◆ **THE REQUEST**
Each line below is to be written out in full, exactly as shown.

◆ **AVAILABLE RECORDS**
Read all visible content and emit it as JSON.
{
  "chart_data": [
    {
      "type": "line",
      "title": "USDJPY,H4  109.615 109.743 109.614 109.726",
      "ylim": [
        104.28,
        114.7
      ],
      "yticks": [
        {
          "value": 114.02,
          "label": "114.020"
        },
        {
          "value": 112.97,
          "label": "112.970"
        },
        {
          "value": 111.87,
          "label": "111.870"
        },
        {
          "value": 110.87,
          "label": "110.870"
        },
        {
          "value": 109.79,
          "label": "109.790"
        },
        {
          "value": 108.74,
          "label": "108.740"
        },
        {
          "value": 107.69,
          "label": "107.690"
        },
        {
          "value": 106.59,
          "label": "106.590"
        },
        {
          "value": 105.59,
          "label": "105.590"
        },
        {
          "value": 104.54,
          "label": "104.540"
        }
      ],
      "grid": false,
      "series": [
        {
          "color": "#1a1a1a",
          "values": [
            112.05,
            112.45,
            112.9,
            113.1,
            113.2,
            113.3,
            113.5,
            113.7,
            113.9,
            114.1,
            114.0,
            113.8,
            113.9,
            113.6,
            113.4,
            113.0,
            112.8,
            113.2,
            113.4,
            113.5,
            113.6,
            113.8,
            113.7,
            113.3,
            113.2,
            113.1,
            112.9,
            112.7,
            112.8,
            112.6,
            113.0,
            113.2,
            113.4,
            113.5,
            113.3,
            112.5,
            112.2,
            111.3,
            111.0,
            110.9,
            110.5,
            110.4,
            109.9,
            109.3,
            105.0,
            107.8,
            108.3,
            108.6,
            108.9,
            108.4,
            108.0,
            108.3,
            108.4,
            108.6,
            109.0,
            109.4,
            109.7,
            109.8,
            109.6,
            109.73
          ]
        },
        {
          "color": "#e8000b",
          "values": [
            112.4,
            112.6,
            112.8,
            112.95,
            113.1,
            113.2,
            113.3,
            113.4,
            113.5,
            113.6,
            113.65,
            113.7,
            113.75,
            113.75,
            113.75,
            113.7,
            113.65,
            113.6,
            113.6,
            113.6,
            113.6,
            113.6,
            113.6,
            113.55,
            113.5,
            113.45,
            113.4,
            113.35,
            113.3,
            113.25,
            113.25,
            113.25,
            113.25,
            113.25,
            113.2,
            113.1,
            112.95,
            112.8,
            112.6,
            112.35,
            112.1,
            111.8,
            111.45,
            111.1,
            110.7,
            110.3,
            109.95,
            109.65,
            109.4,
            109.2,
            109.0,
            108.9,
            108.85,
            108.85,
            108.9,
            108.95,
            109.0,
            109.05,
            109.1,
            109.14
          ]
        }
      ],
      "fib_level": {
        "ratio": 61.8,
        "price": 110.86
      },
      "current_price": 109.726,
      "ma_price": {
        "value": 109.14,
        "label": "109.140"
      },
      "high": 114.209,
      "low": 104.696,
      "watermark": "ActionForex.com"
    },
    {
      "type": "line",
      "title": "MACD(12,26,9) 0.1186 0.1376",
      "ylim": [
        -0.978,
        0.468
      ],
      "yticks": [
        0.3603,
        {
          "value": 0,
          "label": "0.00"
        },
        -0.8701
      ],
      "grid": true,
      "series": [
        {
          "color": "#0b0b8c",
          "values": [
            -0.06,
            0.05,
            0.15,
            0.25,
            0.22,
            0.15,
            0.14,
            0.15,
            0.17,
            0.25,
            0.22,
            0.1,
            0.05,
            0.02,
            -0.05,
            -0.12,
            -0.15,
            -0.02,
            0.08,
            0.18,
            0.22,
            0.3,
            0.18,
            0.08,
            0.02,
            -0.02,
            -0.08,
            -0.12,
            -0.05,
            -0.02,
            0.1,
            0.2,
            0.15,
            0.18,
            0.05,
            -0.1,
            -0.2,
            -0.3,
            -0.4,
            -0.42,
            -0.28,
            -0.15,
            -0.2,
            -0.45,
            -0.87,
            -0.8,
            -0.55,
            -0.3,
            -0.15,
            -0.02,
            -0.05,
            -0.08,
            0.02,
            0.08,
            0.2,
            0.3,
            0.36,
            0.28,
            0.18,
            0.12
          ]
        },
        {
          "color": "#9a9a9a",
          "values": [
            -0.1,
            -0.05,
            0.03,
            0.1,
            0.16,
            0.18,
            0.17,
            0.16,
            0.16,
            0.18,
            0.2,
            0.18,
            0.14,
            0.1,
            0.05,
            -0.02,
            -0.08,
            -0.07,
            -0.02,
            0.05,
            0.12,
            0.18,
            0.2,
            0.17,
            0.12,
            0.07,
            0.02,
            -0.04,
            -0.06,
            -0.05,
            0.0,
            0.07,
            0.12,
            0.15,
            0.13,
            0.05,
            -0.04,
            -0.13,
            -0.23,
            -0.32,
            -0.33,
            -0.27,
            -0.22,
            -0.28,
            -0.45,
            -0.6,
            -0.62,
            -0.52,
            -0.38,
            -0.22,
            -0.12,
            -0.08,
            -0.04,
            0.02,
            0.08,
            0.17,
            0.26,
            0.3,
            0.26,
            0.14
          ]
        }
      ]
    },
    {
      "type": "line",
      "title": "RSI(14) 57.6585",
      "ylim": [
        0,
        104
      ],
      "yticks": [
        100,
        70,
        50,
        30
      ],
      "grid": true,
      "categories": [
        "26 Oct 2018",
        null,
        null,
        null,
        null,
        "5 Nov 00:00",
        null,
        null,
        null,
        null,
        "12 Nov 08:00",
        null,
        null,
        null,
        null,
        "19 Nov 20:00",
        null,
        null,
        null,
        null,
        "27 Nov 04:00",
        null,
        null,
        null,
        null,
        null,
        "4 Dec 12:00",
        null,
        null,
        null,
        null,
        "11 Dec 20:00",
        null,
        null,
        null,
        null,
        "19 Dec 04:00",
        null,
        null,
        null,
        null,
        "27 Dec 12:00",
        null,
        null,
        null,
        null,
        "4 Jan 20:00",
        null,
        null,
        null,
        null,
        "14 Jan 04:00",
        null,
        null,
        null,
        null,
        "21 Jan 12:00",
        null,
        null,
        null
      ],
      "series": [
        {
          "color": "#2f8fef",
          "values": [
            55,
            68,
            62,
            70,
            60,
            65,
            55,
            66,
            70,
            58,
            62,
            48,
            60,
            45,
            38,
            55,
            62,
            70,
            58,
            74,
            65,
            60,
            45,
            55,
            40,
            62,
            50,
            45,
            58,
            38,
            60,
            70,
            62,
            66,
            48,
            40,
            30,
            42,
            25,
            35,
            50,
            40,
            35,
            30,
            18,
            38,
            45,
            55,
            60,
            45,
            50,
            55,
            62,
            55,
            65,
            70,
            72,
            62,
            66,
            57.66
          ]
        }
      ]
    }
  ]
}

◆ **ANSWER TO THIS PROBLEM**
Read all visible content and emit it as JSON.
{
  "chart_data": [
    {
      "type": "line",
      "title": "USDJPY,H4  109.615 109.743 109.614 109.726",
      "ylim": [
        104.28,
        114.7
      ],
      "yticks": [
        {
          "value": 114.02,
          "label": "114.020"
        },
        {
          "value": 112.97,
          "label": "112.970"
        },
        {
          "value": 111.87,
          "label": "111.870"
        },
        {
          "value": 110.87,
          "label": "110.870"
        },
        {
          "value": 109.79,
          "label": "109.790"
        },
        {
          "value": 108.74,
          "label": "108.740"
        },
        {
          "value": 107.69,
          "label": "107.690"
        },
        {
          "value": 106.59,
          "label": "106.590"
        },
        {
          "value": 105.59,
          "label": "105.590"
        },
        {
          "value": 104.54,
          "label": "104.540"
        }
      ],
      "grid": false,
      "series": [
        {
          "color": "#1a1a1a",
          "values": [
            112.05,
            112.45,
            112.9,
            113.1,
            113.2,
            113.3,
            113.5,
            113.7,
            113.9,
            114.1,
            114.0,
            113.8,
            113.9,
            113.6,
            113.4,
            113.0,
            112.8,
            113.2,
            113.4,
            113.5,
            113.6,
            113.8,
            113.7,
            113.3,
            113.2,
            113.1,
            112.9,
            112.7,
            112.8,
            112.6,
            113.0,
            113.2,
            113.4,
            113.5,
            113.3,
            112.5,
            112.2,
            111.3,
            111.0,
            110.9,
            110.5,
            110.4,
            109.9,
            109.3,
            105.0,
            107.8,
            108.3,
            108.6,
            108.9,
            108.4,
            108.0,
            108.3,
            108.4,
            108.6,
            109.0,
            109.4,
            109.7,
            109.8,
            109.6,
            109.73
          ]
        },
        {
          "color": "#e8000b",
          "values": [
            112.4,
            112.6,
            112.8,
            112.95,
            113.1,
            113.2,
            113.3,
            113.4,
            113.5,
            113.6,
            113.65,
            113.7,
            113.75,
            113.75,
            113.75,
            113.7,
            113.65,
            113.6,
            113.6,
            113.6,
            113.6,
            113.6,
            113.6,
            113.55,
            113.5,
            113.45,
            113.4,
            113.35,
            113.3,
            113.25,
            113.25,
            113.25,
            113.25,
            113.25,
            113.2,
            113.1,
            112.95,
            112.8,
            112.6,
            112.35,
            112.1,
            111.8,
            111.45,
            111.1,
            110.7,
            110.3,
            109.95,
            109.65,
            109.4,
            109.2,
            109.0,
            108.9,
            108.85,
            108.85,
            108.9,
            108.95,
            109.0,
            109.05,
            109.1,
            109.14
          ]
        }
      ],
      "fib_level": {
        "ratio": 61.8,
        "price": 110.86
      },
      "current_price": 109.726,
      "ma_price": {
        "value": 109.14,
        "label": "109.140"
      },
      "high": 114.209,
      "low": 104.696,
      "watermark": "ActionForex.com"
    },
    {
      "type": "line",
      "title": "MACD(12,26,9) 0.1186 0.1376",
      "ylim": [
        -0.978,
        0.468
      ],
      "yticks": [
        0.3603,
        {
          "value": 0,
          "label": "0.00"
        },
        -0.8701
      ],
      "grid": true,
      "series": [
        {
          "color": "#0b0b8c",
          "values": [
            -0.06,
            0.05,
            0.15,
            0.25,
            0.22,
            0.15,
            0.14,
            0.15,
            0.17,
            0.25,
            0.22,
            0.1,
            0.05,
            0.02,
            -0.05,
            -0.12,
            -0.15,
            -0.02,
            0.08,
            0.18,
            0.22,
            0.3,
            0.18,
            0.08,
            0.02,
            -0.02,
            -0.08,
            -0.12,
            -0.05,
            -0.02,
            0.1,
            0.2,
            0.15,
            0.18,
            0.05,
            -0.1,
            -0.2,
            -0.3,
            -0.4,
            -0.42,
            -0.28,
            -0.15,
            -0.2,
            -0.45,
            -0.87,
            -0.8,
            -0.55,
            -0.3,
            -0.15,
            -0.02,
            -0.05,
            -0.08,
            0.02,
            0.08,
            0.2,
            0.3,
            0.36,
            0.28,
            0.18,
            0.12
          ]
        },
        {
          "color": "#9a9a9a",
          "values": [
            -0.1,
            -0.05,
            0.03,
            0.1,
            0.16,
            0.18,
            0.17,
            0.16,
            0.16,
            0.18,
            0.2,
            0.18,
            0.14,
            0.1,
            0.05,
            -0.02,
            -0.08,
            -0.07,
            -0.02,
            0.05,
            0.12,
            0.18,
            0.2,
            0.17,
            0.12,
            0.07,
            0.02,
            -0.04,
            -0.06,
            -0.05,
            0.0,
            0.07,
            0.12,
            0.15,
            0.13,
            0.05,
            -0.04,
            -0.13,
            -0.23,
            -0.32,
            -0.33,
            -0.27,
            -0.22,
            -0.28,
            -0.45,
            -0.6,
            -0.62,
            -0.52,
            -0.38,
            -0.22,
            -0.12,
            -0.08,
            -0.04,
            0.02,
            0.08,
            0.17,
            0.26,
            0.3,
            0.26,
            0.14
          ]
        }
      ]
    },
    {
      "type": "line",
      "title": "RSI(14) 57.6585",
      "ylim": [
        0,
        104
      ],
      "yticks": [
        100,
        70,
        50,
        30
      ],
      "grid": true,
      "categories": [
        "26 Oct 2018",
        null,
        null,
        null,
        null,
        "5 Nov 00:00",
        null,
        null,
        null,
        null,
        "12 Nov 08:00",
        null,
        null,
        null,
        null,
        "19 Nov 20:00",
        null,
        null,
        null,
        null,
        "27 Nov 04:00",
        null,
        null,
        null,
        null,
        null,
        "4 Dec 12:00",
        null,
        null,
        null,
        null,
        "11 Dec 20:00",
        null,
        null,
        null,
        null,
        "19 Dec 04:00",
        null,
        null,
        null,
        null,
        "27 Dec 12:00",
        null,
        null,
        null,
        null,
        "4 Jan 20:00",
        null,
        null,
        null,
        null,
        "14 Jan 04:00",
        null,
        null,
        null,
        null,
        "21 Jan 12:00",
        null,
        null,
        null
      ],
      "series": [
        {
          "color": "#2f8fef",
          "values": [
            55,
            68,
            62,
            70,
            60,
            65,
            55,
            66,
            70,
            58,
            62,
            48,
            60,
            45,
            38,
            55,
            62,
            70,
            58,
            74,
            65,
            60,
            45,
            55,
            40,
            62,
            50,
            45,
            58,
            38,
            60,
            70,
            62,
            66,
            48,
            40,
            30,
            42,
            25,
            35,
            50,
            40,
            35,
            30,
            18,
            38,
            45,
            55,
            60,
            45,
            50,
            55,
            62,
            55,
            65,
            70,
            72,
            62,
            66,
            57.66
          ]
        }
      ]
    }
  ]
}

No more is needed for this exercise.